- Task prompt
Search the listing below for "Percentage". Copy each matching line.

- Recorded data
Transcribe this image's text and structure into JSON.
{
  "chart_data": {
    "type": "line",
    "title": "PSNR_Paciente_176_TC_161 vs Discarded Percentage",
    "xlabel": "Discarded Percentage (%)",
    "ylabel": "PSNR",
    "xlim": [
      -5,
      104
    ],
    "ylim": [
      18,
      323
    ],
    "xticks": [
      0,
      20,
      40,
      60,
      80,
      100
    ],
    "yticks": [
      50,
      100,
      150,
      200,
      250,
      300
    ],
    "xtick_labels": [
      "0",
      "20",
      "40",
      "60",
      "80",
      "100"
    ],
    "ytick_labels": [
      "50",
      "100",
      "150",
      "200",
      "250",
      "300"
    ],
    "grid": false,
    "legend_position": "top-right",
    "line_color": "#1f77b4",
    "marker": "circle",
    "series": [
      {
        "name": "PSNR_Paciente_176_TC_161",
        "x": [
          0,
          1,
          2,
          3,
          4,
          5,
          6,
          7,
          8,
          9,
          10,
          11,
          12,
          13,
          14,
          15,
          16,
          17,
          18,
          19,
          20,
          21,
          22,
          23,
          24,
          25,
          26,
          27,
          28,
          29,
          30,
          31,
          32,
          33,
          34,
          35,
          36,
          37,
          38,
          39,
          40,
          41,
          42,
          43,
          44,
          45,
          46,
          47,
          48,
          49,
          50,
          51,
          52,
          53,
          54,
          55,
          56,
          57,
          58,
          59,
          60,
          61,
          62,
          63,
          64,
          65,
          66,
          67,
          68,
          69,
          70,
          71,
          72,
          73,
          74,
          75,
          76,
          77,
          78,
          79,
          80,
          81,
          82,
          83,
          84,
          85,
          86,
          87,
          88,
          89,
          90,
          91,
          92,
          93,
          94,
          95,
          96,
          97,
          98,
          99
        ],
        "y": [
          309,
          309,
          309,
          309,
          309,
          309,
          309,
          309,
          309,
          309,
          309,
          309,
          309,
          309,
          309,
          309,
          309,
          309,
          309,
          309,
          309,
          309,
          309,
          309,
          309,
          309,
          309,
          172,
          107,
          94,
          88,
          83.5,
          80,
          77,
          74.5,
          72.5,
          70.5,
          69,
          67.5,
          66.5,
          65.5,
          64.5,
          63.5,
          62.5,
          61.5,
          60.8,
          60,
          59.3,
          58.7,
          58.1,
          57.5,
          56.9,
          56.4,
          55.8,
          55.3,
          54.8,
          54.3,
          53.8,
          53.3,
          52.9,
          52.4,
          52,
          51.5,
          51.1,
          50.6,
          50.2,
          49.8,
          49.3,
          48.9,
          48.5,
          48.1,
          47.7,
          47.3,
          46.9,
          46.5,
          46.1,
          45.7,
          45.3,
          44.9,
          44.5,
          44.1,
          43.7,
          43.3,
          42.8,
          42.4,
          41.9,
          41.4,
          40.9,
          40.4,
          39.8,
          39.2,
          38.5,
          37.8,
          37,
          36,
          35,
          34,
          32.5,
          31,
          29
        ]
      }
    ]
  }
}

- Result below
    "title": "PSNR_Paciente_176_TC_161 vs Discarded Percentage",
    "xlabel": "Discarded Percentage (%)",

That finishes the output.